# DATA TO USE:
______________________________

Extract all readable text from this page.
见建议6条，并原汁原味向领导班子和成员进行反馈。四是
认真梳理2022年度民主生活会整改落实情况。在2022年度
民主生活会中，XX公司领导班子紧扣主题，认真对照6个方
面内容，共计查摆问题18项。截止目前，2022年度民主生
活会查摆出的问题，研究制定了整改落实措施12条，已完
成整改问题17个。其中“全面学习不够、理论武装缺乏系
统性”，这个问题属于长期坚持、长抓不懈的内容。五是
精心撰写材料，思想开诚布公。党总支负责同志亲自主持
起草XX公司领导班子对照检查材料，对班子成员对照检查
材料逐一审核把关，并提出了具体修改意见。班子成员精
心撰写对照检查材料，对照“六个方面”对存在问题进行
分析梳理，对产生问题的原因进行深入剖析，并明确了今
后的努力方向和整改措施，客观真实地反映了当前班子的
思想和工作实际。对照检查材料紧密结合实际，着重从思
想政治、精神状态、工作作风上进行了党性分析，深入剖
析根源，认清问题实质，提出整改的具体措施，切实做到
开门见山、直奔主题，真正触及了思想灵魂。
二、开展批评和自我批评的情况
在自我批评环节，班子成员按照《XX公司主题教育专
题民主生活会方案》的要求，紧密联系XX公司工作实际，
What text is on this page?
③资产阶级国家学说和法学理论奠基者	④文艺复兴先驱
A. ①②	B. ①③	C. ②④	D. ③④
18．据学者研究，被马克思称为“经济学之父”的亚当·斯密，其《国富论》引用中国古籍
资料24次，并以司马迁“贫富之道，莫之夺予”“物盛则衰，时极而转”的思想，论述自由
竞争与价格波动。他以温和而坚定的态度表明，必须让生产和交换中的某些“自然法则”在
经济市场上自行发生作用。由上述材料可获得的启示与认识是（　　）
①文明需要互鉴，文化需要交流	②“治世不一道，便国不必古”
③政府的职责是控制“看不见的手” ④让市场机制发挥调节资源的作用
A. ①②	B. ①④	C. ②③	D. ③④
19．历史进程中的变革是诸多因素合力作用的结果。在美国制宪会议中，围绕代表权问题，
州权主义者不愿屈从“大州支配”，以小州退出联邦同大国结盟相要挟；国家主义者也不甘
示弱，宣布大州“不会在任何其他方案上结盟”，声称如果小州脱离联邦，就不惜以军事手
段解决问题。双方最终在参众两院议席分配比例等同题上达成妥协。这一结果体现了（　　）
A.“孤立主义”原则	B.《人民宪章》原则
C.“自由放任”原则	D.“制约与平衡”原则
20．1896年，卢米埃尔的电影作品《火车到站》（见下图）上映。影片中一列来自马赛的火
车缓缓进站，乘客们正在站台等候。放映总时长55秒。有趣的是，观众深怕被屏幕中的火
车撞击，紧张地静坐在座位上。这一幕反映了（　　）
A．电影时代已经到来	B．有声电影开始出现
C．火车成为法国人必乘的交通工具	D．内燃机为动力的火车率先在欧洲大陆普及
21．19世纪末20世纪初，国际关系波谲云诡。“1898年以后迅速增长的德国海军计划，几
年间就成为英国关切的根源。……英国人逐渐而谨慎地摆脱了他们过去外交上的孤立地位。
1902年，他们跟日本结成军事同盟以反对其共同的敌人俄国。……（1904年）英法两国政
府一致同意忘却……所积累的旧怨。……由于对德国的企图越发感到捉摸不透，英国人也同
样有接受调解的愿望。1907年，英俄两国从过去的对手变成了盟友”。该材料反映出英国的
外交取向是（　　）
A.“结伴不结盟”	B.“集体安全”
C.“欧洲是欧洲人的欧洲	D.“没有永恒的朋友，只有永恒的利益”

______________________________

# CHALLENGE:
Transcribe exactly the line containing "What text is on this page?" and all remaining lines of the material, ending with the last one.

# ANSWER BELOW:
What text is on this page?
③资产阶级国家学说和法学理论奠基者	④文艺复兴先驱
A. ①②	B. ①③	C. ②④	D. ③④
18．据学者研究，被马克思称为“经济学之父”的亚当·斯密，其《国富论》引用中国古籍
资料24次，并以司马迁“贫富之道，莫之夺予”“物盛则衰，时极而转”的思想，论述自由
竞争与价格波动。他以温和而坚定的态度表明，必须让生产和交换中的某些“自然法则”在
经济市场上自行发生作用。由上述材料可获得的启示与认识是（　　）
①文明需要互鉴，文化需要交流	②“治世不一道，便国不必古”
③政府的职责是控制“看不见的手” ④让市场机制发挥调节资源的作用
A. ①②	B. ①④	C. ②③	D. ③④
19．历史进程中的变革是诸多因素合力作用的结果。在美国制宪会议中，围绕代表权问题，
州权主义者不愿屈从“大州支配”，以小州退出联邦同大国结盟相要挟；国家主义者也不甘
示弱，宣布大州“不会在任何其他方案上结盟”，声称如果小州脱离联邦，就不惜以军事手
段解决问题。双方最终在参众两院议席分配比例等同题上达成妥协。这一结果体现了（　　）
A.“孤立主义”原则	B.《人民宪章》原则
C.“自由放任”原则	D.“制约与平衡”原则
20．1896年，卢米埃尔的电影作品《火车到站》（见下图）上映。影片中一列来自马赛的火
车缓缓进站，乘客们正在站台等候。放映总时长55秒。有趣的是，观众深怕被屏幕中的火
车撞击，紧张地静坐在座位上。这一幕反映了（　　）
A．电影时代已经到来	B．有声电影开始出现
C．火车成为法国人必乘的交通工具	D．内燃机为动力的火车率先在欧洲大陆普及
21．19世纪末20世纪初，国际关系波谲云诡。“1898年以后迅速增长的德国海军计划，几
年间就成为英国关切的根源。……英国人逐渐而谨慎地摆脱了他们过去外交上的孤立地位。
1902年，他们跟日本结成军事同盟以反对其共同的敌人俄国。……（1904年）英法两国政
府一致同意忘却……所积累的旧怨。……由于对德国的企图越发感到捉摸不透，英国人也同
样有接受调解的愿望。1907年，英俄两国从过去的对手变成了盟友”。该材料反映出英国的
外交取向是（　　）
A.“结伴不结盟”	B.“集体安全”
C.“欧洲是欧洲人的欧洲	D.“没有永恒的朋友，只有永恒的利益”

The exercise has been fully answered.